══ DATA IN THIS EXERCISE ══

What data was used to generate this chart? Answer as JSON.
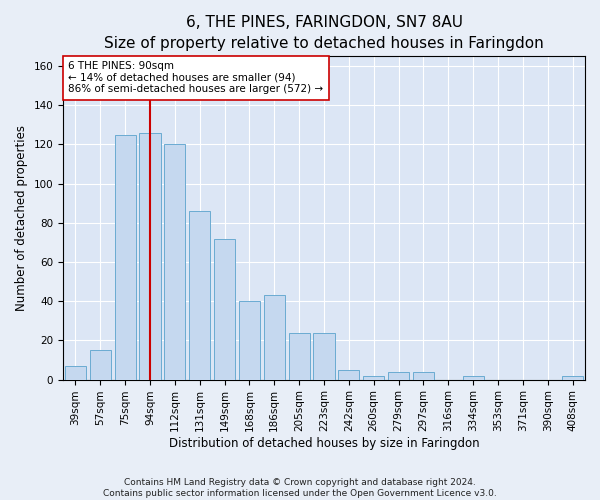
{
  "title": "6, THE PINES, FARINGDON, SN7 8AU",
  "subtitle": "Size of property relative to detached houses in Faringdon",
  "xlabel": "Distribution of detached houses by size in Faringdon",
  "ylabel": "Number of detached properties",
  "categories": [
    "39sqm",
    "57sqm",
    "75sqm",
    "94sqm",
    "112sqm",
    "131sqm",
    "149sqm",
    "168sqm",
    "186sqm",
    "205sqm",
    "223sqm",
    "242sqm",
    "260sqm",
    "279sqm",
    "297sqm",
    "316sqm",
    "334sqm",
    "353sqm",
    "371sqm",
    "390sqm",
    "408sqm"
  ],
  "values": [
    7,
    15,
    125,
    126,
    120,
    86,
    72,
    40,
    43,
    24,
    24,
    5,
    2,
    4,
    4,
    0,
    2,
    0,
    0,
    0,
    2
  ],
  "bar_color": "#c5d8ef",
  "bar_edge_color": "#6aabd2",
  "vline_x_index": 3,
  "vline_color": "#cc0000",
  "annotation_text": "6 THE PINES: 90sqm\n← 14% of detached houses are smaller (94)\n86% of semi-detached houses are larger (572) →",
  "annotation_box_color": "#ffffff",
  "annotation_box_edge": "#cc0000",
  "ylim": [
    0,
    165
  ],
  "yticks": [
    0,
    20,
    40,
    60,
    80,
    100,
    120,
    140,
    160
  ],
  "background_color": "#e8eef7",
  "plot_background": "#dce6f5",
  "footer": "Contains HM Land Registry data © Crown copyright and database right 2024.\nContains public sector information licensed under the Open Government Licence v3.0.",
  "title_fontsize": 11,
  "xlabel_fontsize": 8.5,
  "ylabel_fontsize": 8.5,
  "footer_fontsize": 6.5,
  "tick_fontsize": 7.5,
  "annot_fontsize": 7.5
}
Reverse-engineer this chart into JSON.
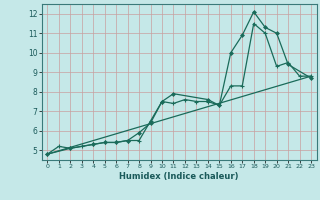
{
  "background_color": "#c5e8e8",
  "grid_color": "#b0c8c8",
  "line_color": "#1a6b5a",
  "xlabel": "Humidex (Indice chaleur)",
  "ylim": [
    4.5,
    12.5
  ],
  "xlim": [
    -0.5,
    23.5
  ],
  "yticks": [
    5,
    6,
    7,
    8,
    9,
    10,
    11,
    12
  ],
  "xticks": [
    0,
    1,
    2,
    3,
    4,
    5,
    6,
    7,
    8,
    9,
    10,
    11,
    12,
    13,
    14,
    15,
    16,
    17,
    18,
    19,
    20,
    21,
    22,
    23
  ],
  "series1_x": [
    0,
    1,
    2,
    3,
    4,
    5,
    6,
    7,
    8,
    9,
    10,
    11,
    12,
    13,
    14,
    15,
    16,
    17,
    18,
    19,
    20,
    21,
    22,
    23
  ],
  "series1_y": [
    4.8,
    5.2,
    5.1,
    5.2,
    5.3,
    5.4,
    5.4,
    5.5,
    5.5,
    6.5,
    7.5,
    7.4,
    7.6,
    7.5,
    7.5,
    7.3,
    8.3,
    8.3,
    11.5,
    11.0,
    9.3,
    9.5,
    8.8,
    8.8
  ],
  "series2_x": [
    0,
    2,
    4,
    5,
    6,
    7,
    8,
    9,
    10,
    11,
    14,
    15,
    16,
    17,
    18,
    19,
    20,
    21,
    23
  ],
  "series2_y": [
    4.8,
    5.1,
    5.3,
    5.4,
    5.4,
    5.5,
    5.9,
    6.4,
    7.5,
    7.9,
    7.6,
    7.3,
    10.0,
    10.9,
    12.1,
    11.3,
    11.0,
    9.4,
    8.7
  ],
  "series3_x": [
    0,
    23
  ],
  "series3_y": [
    4.8,
    8.8
  ]
}
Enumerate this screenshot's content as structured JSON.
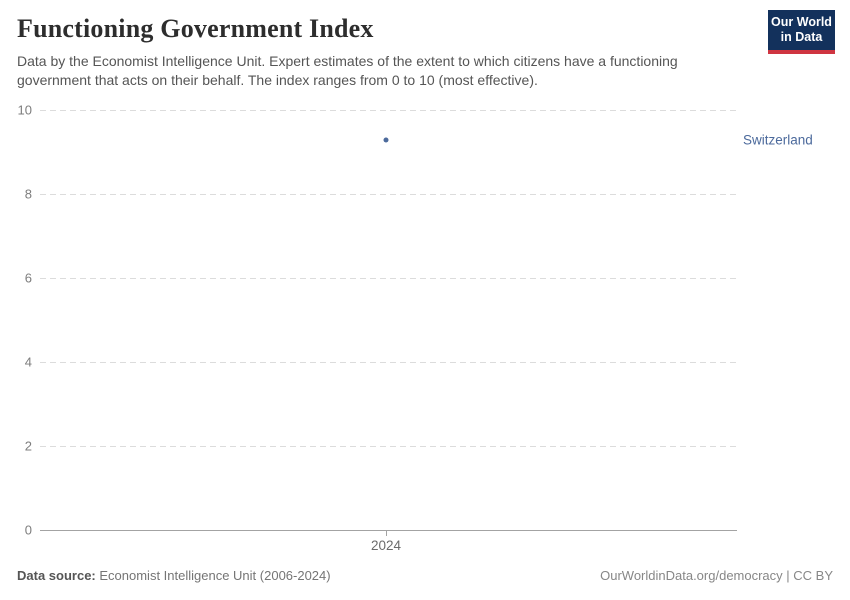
{
  "header": {
    "title": "Functioning Government Index",
    "subtitle": "Data by the Economist Intelligence Unit. Expert estimates of the extent to which citizens have a functioning government that acts on their behalf. The index ranges from 0 to 10 (most effective).",
    "logo_line1": "Our World",
    "logo_line2": "in Data"
  },
  "chart_data": {
    "type": "scatter",
    "title": "Functioning Government Index",
    "series": [
      {
        "name": "Switzerland",
        "x": [
          2024
        ],
        "values": [
          9.29
        ]
      }
    ],
    "categories": [
      2024
    ],
    "xticks": [
      "2024"
    ],
    "yticks": [
      0,
      2,
      4,
      6,
      8,
      10
    ],
    "ylim": [
      0,
      10
    ],
    "xlabel": "",
    "ylabel": "",
    "grid": "horizontal-dashed",
    "legend_position": "right-of-point-entity-label"
  },
  "colors": {
    "series": "#4c6a9c",
    "logo_bg": "#13315c",
    "logo_stripe": "#cf3541",
    "gridline": "#dcdcdc",
    "axis": "#a3a3a3"
  },
  "footer": {
    "source_label": "Data source:",
    "source_value": " Economist Intelligence Unit (2006-2024)",
    "credit": "OurWorldinData.org/democracy | CC BY"
  }
}
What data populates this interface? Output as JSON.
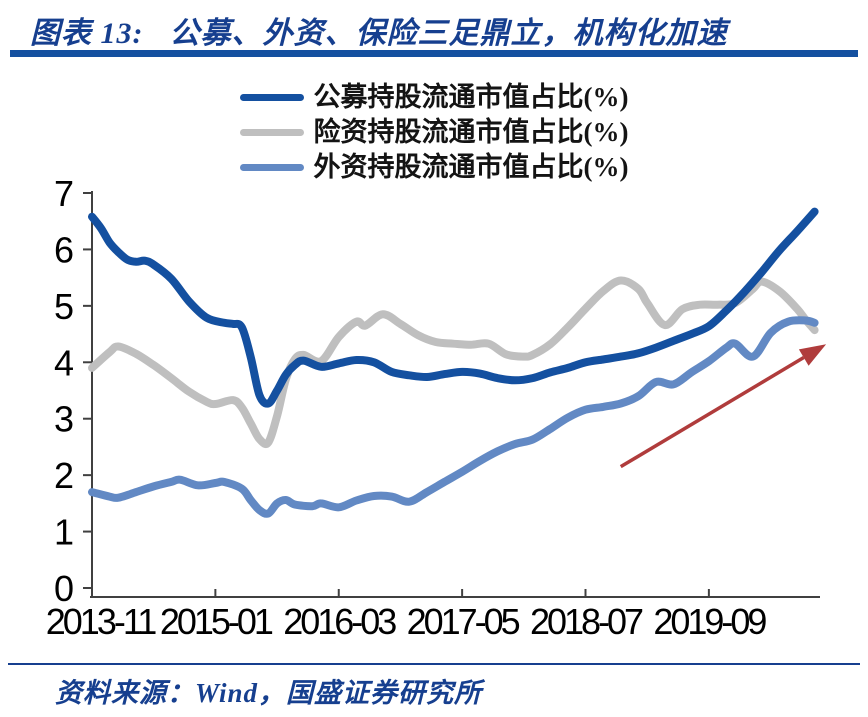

═══

• EXERCISE BRIEF:
Gather all lines from the listing above in which "detached" occurs.

• TASK RESPONSE:
  "subtitle": "Size of property relative to detached houses in Faringdon",
  "xlabel": "Distribution of detached houses by size in Faringdon",
  "ylabel": "Number of detached properties",
  "annotation_text": "6 THE PINES: 90sqm\n← 14% of detached houses are smaller (94)\n86% of semi-detached houses are larger (572) →",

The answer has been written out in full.